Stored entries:
──────────────────────────────

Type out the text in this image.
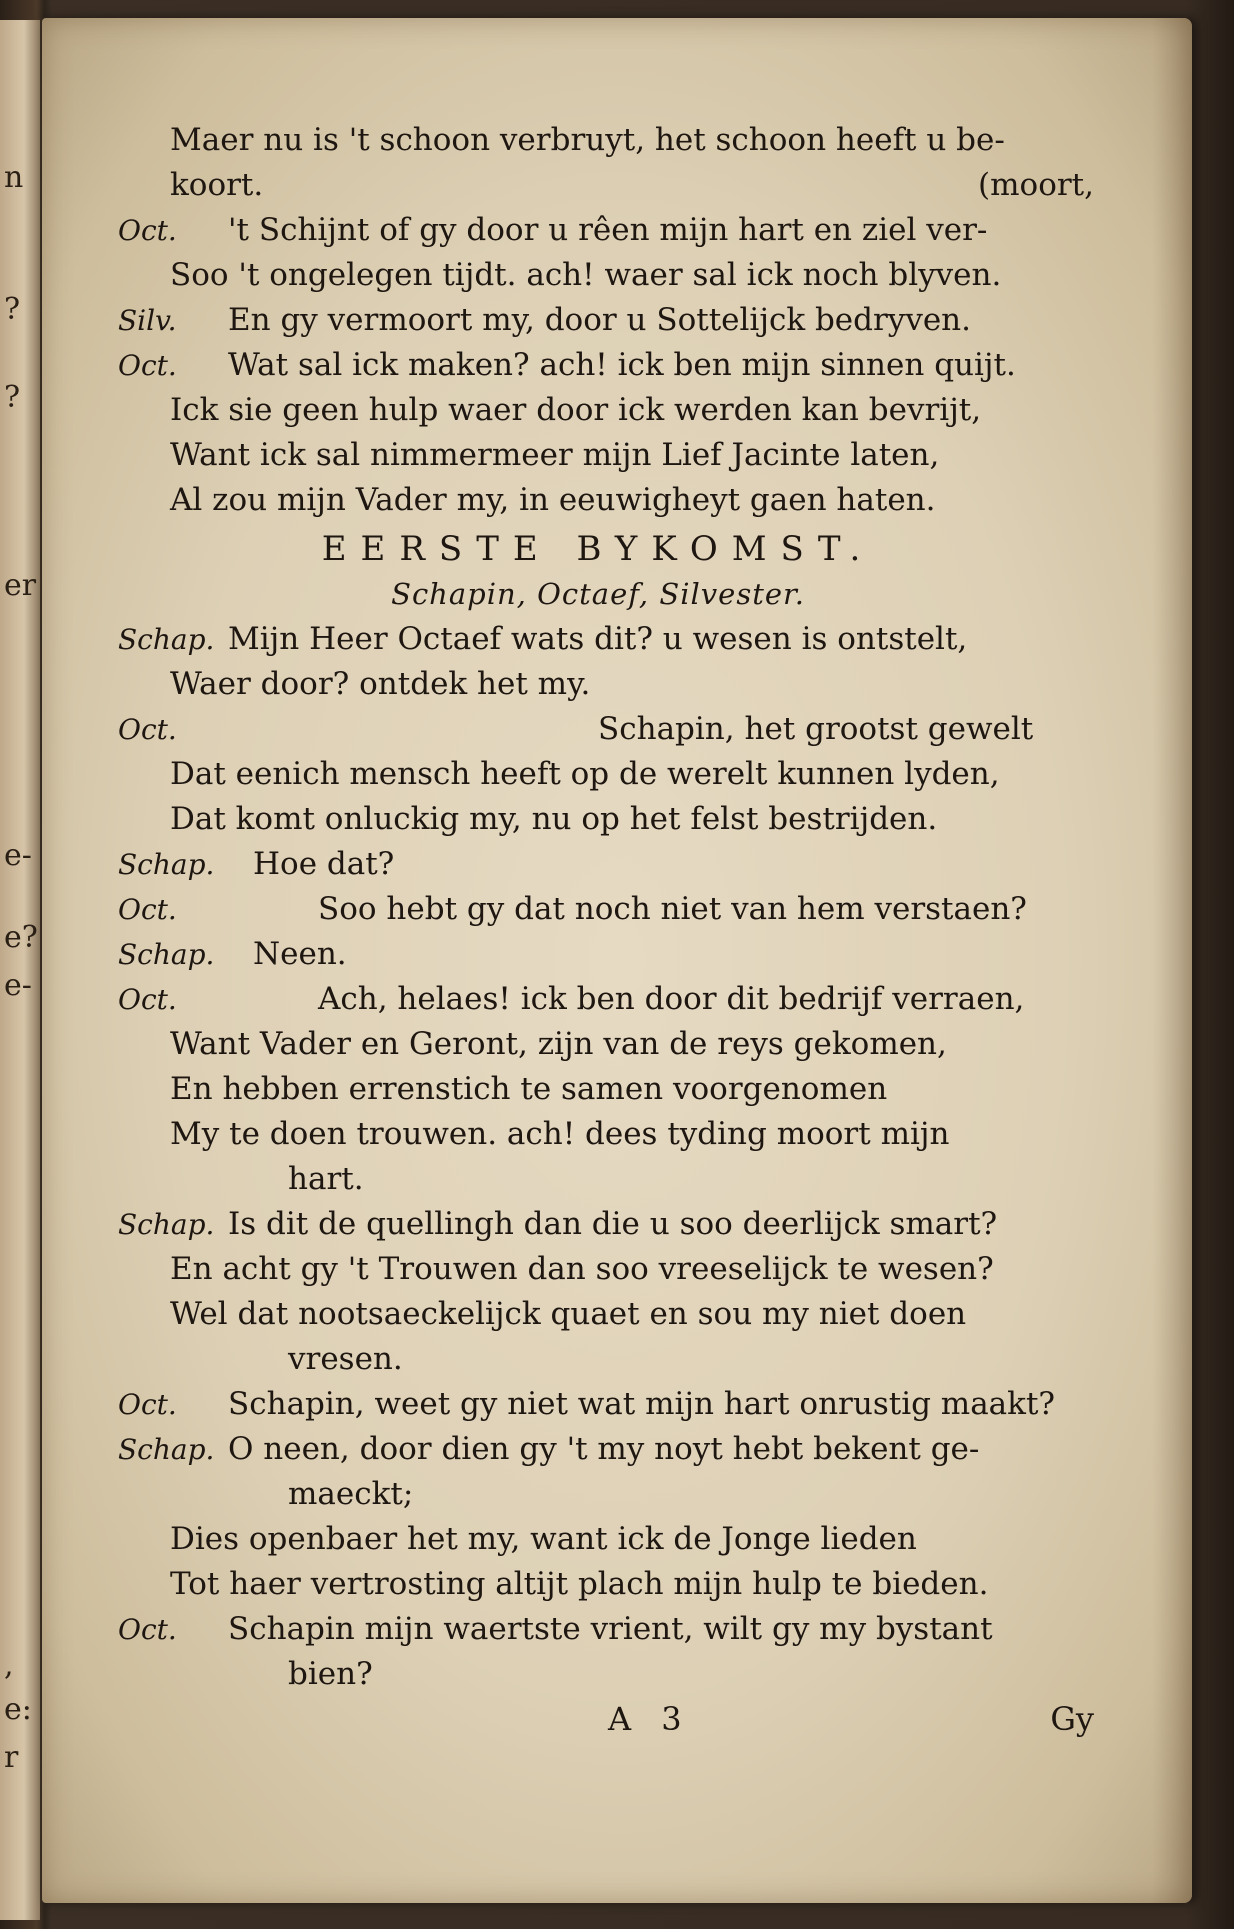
n
?
?
er
e-
e?
e-
,
e:
r
Maer nu is 't schoon verbruyt, het schoon heeft u be-
koort.	(moort,
Oct. 't Schijnt of gy door u rêen mijn hart en ziel ver-
Soo 't ongelegen tijdt. ach! waer sal ick noch blyven.
Silv. En gy vermoort my, door u Sottelijck bedryven.
Oct. Wat sal ick maken? ach! ick ben mijn sinnen quijt.
Ick sie geen hulp waer door ick werden kan bevrijt,
Want ick sal nimmermeer mijn Lief Jacinte laten,
Al zou mijn Vader my, in eeuwigheyt gaen haten.
EERSTE BYKOMST.
Schapin, Octaef, Silvester.
Schap. Mijn Heer Octaef wats dit? u wesen is ontstelt,
Waer door? ontdek het my.
Oct.	Schapin, het grootst gewelt
Dat eenich mensch heeft op de werelt kunnen lyden,
Dat komt onluckig my, nu op het felst bestrijden.
Schap. Hoe dat?
Oct.	Soo hebt gy dat noch niet van hem verstaen?
Schap. Neen.
Oct.	Ach, helaes! ick ben door dit bedrijf verraen,
Want Vader en Geront, zijn van de reys gekomen,
En hebben errenstich te samen voorgenomen
My te doen trouwen. ach! dees tyding moort mijn
hart.
Schap. Is dit de quellingh dan die u soo deerlijck smart?
En acht gy 't Trouwen dan soo vreeselijck te wesen?
Wel dat nootsaeckelijck quaet en sou my niet doen
vresen.
Oct. Schapin, weet gy niet wat mijn hart onrustig maakt?
Schap. O neen, door dien gy 't my noyt hebt bekent ge-
maeckt;
Dies openbaer het my, want ick de Jonge lieden
Tot haer vertrosting altijt plach mijn hulp te bieden.
Oct. Schapin mijn waertste vrient, wilt gy my bystant
bien?
A 3	Gy
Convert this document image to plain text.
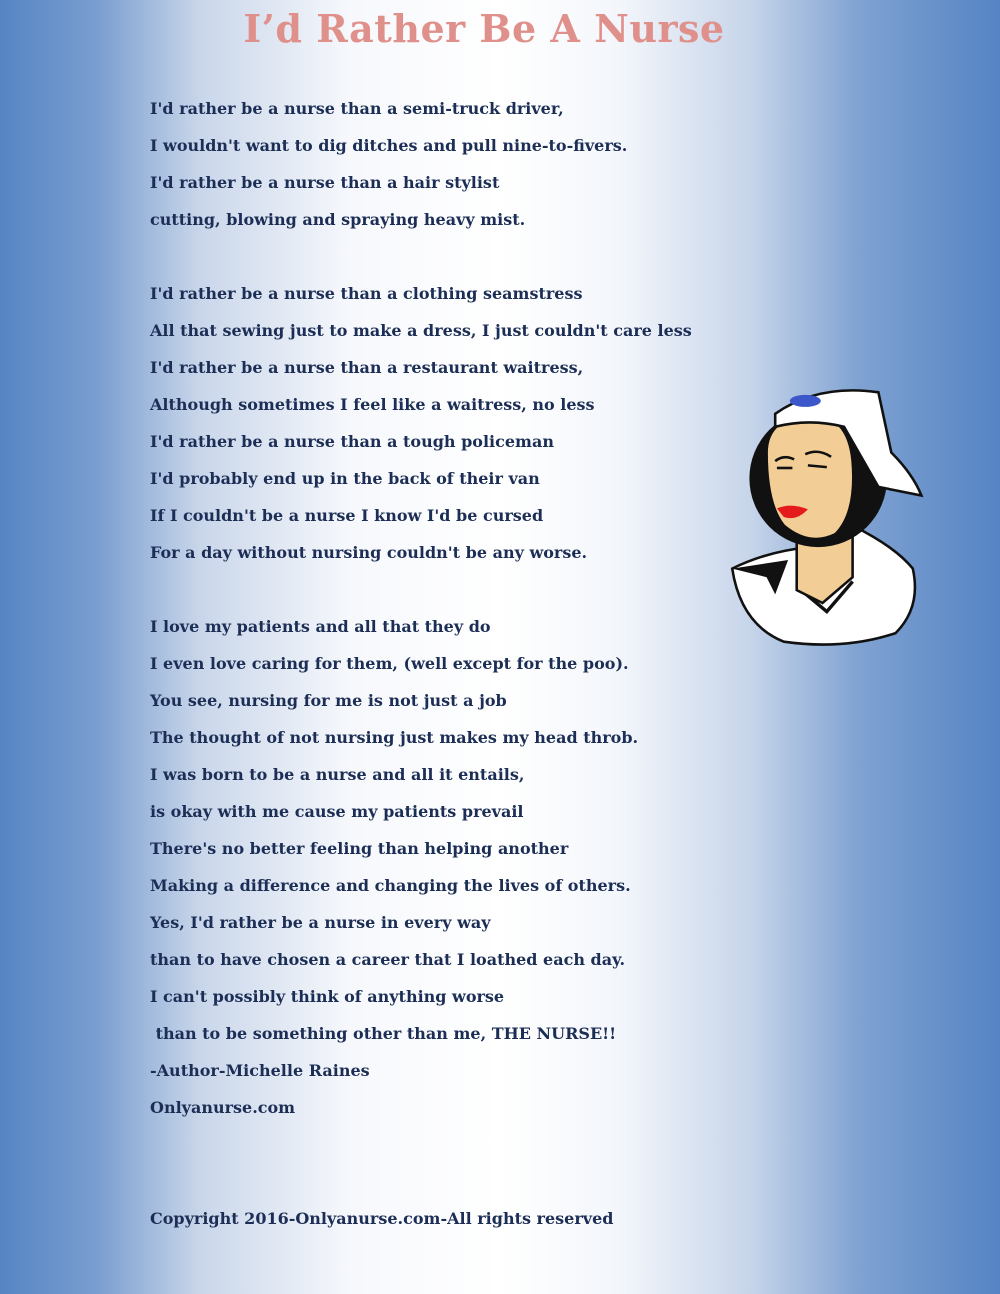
I’d Rather Be A Nurse
I'd rather be a nurse than a semi-truck driver,
I wouldn't want to dig ditches and pull nine-to-fivers.
I'd rather be a nurse than a hair stylist
cutting, blowing and spraying heavy mist.
I'd rather be a nurse than a clothing seamstress
All that sewing just to make a dress, I just couldn't care less
I'd rather be a nurse than a restaurant waitress,
Although sometimes I feel like a waitress, no less
I'd rather be a nurse than a tough policeman
I'd probably end up in the back of their van
If I couldn't be a nurse I know I'd be cursed
For a day without nursing couldn't be any worse.
I love my patients and all that they do
I even love caring for them, (well except for the poo).
You see, nursing for me is not just a job
The thought of not nursing just makes my head throb.
I was born to be a nurse and all it entails,
is okay with me cause my patients prevail
There's no better feeling than helping another
Making a difference and changing the lives of others.
Yes, I'd rather be a nurse in every way
than to have chosen a career that I loathed each day.
I can't possibly think of anything worse
than to be something other than me, THE NURSE!!
-Author-Michelle Raines
Onlyanurse.com
Copyright 2016-Onlyanurse.com-All rights reserved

──────────────────────────────

▸ Try it: Omit every picture while transcribing the records above exactly.

▸ Reply:
Type out the text in this image.
n
?
?
er
e-
e?
e-
,
e:
r
Maer nu is 't schoon verbruyt, het schoon heeft u be-
koort.	(moort,
Oct. 't Schijnt of gy door u rêen mijn hart en ziel ver-
Soo 't ongelegen tijdt. ach! waer sal ick noch blyven.
Silv. En gy vermoort my, door u Sottelijck bedryven.
Oct. Wat sal ick maken? ach! ick ben mijn sinnen quijt.
Ick sie geen hulp waer door ick werden kan bevrijt,
Want ick sal nimmermeer mijn Lief Jacinte laten,
Al zou mijn Vader my, in eeuwigheyt gaen haten.
EERSTE BYKOMST.
Schapin, Octaef, Silvester.
Schap. Mijn Heer Octaef wats dit? u wesen is ontstelt,
Waer door? ontdek het my.
Oct.	Schapin, het grootst gewelt
Dat eenich mensch heeft op de werelt kunnen lyden,
Dat komt onluckig my, nu op het felst bestrijden.
Schap. Hoe dat?
Oct.	Soo hebt gy dat noch niet van hem verstaen?
Schap. Neen.
Oct.	Ach, helaes! ick ben door dit bedrijf verraen,
Want Vader en Geront, zijn van de reys gekomen,
En hebben errenstich te samen voorgenomen
My te doen trouwen. ach! dees tyding moort mijn
hart.
Schap. Is dit de quellingh dan die u soo deerlijck smart?
En acht gy 't Trouwen dan soo vreeselijck te wesen?
Wel dat nootsaeckelijck quaet en sou my niet doen
vresen.
Oct. Schapin, weet gy niet wat mijn hart onrustig maakt?
Schap. O neen, door dien gy 't my noyt hebt bekent ge-
maeckt;
Dies openbaer het my, want ick de Jonge lieden
Tot haer vertrosting altijt plach mijn hulp te bieden.
Oct. Schapin mijn waertste vrient, wilt gy my bystant
bien?
A 3	Gy
Convert this document image to plain text.
I’d Rather Be A Nurse
I'd rather be a nurse than a semi-truck driver,
I wouldn't want to dig ditches and pull nine-to-fivers.
I'd rather be a nurse than a hair stylist
cutting, blowing and spraying heavy mist.
I'd rather be a nurse than a clothing seamstress
All that sewing just to make a dress, I just couldn't care less
I'd rather be a nurse than a restaurant waitress,
Although sometimes I feel like a waitress, no less
I'd rather be a nurse than a tough policeman
I'd probably end up in the back of their van
If I couldn't be a nurse I know I'd be cursed
For a day without nursing couldn't be any worse.
I love my patients and all that they do
I even love caring for them, (well except for the poo).
You see, nursing for me is not just a job
The thought of not nursing just makes my head throb.
I was born to be a nurse and all it entails,
is okay with me cause my patients prevail
There's no better feeling than helping another
Making a difference and changing the lives of others.
Yes, I'd rather be a nurse in every way
than to have chosen a career that I loathed each day.
I can't possibly think of anything worse
than to be something other than me, THE NURSE!!
-Author-Michelle Raines
Onlyanurse.com
Copyright 2016-Onlyanurse.com-All rights reserved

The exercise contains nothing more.